Print, exactly and completely, every entry in the data.

— begin Supplied data —

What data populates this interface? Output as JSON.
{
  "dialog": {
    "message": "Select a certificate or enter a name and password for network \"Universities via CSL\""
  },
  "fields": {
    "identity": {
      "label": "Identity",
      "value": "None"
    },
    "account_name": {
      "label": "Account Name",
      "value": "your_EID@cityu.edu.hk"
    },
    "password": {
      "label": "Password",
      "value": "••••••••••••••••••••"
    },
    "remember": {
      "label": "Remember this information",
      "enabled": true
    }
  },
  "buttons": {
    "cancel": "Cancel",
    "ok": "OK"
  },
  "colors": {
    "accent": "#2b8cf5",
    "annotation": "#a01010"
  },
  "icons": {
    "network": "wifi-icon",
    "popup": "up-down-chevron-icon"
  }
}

— end Supplied data —

• [Task result]
What data populates this interface? Output as JSON.
{
  "dialog": {
    "message": "Select a certificate or enter a name and password for network \"Universities via CSL\""
  },
  "fields": {
    "identity": {
      "label": "Identity",
      "value": "None"
    },
    "account_name": {
      "label": "Account Name",
      "value": "your_EID@cityu.edu.hk"
    },
    "password": {
      "label": "Password",
      "value": "••••••••••••••••••••"
    },
    "remember": {
      "label": "Remember this information",
      "enabled": true
    }
  },
  "buttons": {
    "cancel": "Cancel",
    "ok": "OK"
  },
  "colors": {
    "accent": "#2b8cf5",
    "annotation": "#a01010"
  },
  "icons": {
    "network": "wifi-icon",
    "popup": "up-down-chevron-icon"
  }
}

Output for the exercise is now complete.